Challenge:
Copy each line that holds "modo".

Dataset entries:
"""
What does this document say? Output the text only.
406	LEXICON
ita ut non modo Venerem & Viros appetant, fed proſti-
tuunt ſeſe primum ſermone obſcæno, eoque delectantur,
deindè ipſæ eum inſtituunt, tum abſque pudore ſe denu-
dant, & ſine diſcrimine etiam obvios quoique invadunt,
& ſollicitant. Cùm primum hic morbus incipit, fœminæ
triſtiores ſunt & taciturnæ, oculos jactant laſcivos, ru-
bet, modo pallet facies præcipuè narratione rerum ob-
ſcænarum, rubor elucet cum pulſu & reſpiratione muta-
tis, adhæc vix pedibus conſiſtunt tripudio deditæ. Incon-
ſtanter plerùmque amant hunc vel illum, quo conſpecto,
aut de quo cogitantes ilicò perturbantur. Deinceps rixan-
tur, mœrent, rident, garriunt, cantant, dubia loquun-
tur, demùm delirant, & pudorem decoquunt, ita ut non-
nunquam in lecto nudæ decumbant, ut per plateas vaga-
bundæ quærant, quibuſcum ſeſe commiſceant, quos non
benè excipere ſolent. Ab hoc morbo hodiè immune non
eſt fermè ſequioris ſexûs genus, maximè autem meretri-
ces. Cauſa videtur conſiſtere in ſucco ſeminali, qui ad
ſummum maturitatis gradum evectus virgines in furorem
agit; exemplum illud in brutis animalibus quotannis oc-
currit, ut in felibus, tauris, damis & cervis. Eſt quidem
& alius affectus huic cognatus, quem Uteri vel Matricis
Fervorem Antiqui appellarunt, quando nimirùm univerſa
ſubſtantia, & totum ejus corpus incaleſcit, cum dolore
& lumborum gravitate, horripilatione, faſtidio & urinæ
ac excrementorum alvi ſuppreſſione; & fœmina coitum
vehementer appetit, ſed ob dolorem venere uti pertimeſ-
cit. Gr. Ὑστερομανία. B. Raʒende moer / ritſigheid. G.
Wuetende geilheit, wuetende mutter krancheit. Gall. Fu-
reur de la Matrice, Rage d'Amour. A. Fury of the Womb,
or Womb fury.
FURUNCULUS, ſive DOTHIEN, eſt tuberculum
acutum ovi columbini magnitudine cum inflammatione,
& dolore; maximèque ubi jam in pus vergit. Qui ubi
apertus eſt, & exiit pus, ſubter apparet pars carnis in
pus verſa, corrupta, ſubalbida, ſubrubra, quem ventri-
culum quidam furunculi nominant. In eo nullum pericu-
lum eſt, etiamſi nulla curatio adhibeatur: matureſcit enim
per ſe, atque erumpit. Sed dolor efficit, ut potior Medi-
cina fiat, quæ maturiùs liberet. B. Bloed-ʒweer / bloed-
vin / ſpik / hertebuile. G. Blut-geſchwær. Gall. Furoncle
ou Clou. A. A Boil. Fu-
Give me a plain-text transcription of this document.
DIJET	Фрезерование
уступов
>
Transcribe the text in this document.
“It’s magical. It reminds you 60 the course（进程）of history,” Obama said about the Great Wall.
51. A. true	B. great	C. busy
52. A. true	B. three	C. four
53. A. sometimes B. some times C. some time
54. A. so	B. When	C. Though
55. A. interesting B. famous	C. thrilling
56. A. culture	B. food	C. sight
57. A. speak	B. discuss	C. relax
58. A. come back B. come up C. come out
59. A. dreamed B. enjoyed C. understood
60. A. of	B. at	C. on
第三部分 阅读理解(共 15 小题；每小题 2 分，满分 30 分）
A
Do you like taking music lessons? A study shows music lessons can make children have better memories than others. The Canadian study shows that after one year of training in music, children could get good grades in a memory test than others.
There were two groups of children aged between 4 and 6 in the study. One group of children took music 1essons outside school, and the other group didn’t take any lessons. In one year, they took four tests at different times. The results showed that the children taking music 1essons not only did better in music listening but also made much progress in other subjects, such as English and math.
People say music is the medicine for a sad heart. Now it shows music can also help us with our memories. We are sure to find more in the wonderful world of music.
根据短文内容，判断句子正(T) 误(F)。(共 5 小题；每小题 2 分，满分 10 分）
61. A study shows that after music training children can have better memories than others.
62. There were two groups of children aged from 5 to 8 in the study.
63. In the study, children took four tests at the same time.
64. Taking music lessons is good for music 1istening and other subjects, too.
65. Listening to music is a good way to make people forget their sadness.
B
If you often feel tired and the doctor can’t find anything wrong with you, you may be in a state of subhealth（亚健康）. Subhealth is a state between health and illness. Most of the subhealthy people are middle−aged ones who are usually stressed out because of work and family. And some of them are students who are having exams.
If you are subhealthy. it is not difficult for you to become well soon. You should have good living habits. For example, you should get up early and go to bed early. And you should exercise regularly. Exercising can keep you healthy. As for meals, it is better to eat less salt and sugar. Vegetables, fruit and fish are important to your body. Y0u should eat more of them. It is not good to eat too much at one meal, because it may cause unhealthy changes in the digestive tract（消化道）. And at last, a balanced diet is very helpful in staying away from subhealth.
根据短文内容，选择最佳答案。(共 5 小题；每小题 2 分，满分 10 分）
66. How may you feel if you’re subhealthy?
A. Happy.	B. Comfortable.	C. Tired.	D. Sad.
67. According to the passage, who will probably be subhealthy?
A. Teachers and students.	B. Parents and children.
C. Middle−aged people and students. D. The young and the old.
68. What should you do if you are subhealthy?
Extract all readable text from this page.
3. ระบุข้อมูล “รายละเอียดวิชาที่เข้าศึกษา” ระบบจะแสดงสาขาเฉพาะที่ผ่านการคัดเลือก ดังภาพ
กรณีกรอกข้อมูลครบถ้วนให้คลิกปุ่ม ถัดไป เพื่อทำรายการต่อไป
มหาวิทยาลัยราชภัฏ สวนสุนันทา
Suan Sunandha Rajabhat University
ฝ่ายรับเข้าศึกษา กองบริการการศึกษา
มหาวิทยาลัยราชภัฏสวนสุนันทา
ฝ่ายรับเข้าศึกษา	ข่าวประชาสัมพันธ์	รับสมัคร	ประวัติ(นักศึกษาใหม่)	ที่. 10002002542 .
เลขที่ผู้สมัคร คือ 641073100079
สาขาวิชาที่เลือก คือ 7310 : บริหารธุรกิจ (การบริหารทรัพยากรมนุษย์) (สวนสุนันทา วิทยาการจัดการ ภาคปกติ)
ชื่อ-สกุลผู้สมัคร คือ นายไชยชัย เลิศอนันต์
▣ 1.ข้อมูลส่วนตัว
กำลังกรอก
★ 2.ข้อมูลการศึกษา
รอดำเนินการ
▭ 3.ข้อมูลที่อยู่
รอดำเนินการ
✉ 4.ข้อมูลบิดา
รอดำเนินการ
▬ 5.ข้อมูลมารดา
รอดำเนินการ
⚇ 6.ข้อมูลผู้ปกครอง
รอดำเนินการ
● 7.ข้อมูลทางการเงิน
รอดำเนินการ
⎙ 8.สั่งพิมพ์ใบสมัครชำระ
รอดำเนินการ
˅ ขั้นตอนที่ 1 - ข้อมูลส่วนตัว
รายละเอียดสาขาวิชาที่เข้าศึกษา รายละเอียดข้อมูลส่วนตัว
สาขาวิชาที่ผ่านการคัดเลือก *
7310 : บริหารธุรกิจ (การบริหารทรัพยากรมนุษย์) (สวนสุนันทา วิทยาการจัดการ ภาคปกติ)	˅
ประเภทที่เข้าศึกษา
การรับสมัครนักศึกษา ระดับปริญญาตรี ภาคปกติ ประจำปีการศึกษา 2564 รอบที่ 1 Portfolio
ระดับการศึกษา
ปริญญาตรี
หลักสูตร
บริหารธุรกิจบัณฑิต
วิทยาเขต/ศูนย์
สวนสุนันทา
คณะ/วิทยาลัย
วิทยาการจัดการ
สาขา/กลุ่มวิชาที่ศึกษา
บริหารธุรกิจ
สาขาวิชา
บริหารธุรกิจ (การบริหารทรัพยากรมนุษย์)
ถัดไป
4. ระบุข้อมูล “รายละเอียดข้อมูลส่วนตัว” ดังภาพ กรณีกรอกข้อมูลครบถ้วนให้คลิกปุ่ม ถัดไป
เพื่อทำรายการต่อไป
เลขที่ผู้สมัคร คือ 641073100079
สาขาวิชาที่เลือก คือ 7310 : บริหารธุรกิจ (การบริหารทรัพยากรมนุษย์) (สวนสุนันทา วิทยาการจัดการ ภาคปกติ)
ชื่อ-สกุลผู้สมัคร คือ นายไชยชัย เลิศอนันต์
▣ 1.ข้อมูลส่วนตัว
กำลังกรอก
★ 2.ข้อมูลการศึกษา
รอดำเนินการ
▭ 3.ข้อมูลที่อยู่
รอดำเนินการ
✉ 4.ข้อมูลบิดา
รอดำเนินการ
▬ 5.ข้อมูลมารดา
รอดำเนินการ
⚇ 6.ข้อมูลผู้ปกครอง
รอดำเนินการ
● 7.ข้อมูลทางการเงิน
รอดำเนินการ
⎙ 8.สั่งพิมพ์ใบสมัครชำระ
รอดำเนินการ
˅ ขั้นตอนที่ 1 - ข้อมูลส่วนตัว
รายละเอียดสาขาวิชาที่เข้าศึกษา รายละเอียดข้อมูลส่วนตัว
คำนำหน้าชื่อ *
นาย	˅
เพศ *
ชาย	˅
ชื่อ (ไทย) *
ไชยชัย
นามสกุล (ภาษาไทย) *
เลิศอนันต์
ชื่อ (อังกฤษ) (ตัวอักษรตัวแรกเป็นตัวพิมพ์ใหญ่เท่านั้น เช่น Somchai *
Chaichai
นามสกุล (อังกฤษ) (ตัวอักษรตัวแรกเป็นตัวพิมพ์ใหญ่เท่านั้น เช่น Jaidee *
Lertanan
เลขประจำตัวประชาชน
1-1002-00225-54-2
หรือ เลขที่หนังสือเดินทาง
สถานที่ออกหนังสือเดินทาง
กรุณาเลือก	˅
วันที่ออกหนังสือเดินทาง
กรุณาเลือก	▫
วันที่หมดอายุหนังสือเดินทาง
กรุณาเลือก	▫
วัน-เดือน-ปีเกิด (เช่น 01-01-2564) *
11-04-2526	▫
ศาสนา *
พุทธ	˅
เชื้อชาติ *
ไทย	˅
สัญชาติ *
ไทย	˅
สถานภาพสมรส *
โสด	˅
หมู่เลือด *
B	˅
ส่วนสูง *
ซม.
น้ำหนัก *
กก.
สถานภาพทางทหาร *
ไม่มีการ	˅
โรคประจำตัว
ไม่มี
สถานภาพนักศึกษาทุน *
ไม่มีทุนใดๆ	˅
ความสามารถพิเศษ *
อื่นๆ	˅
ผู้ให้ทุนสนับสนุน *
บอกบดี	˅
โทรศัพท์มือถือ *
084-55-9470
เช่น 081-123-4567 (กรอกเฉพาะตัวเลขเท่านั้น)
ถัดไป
"""
Exercise result:
ita ut non modo Venerem & Viros appetant, fed proſti-
bet, modo pallet facies præcipuè narratione rerum ob-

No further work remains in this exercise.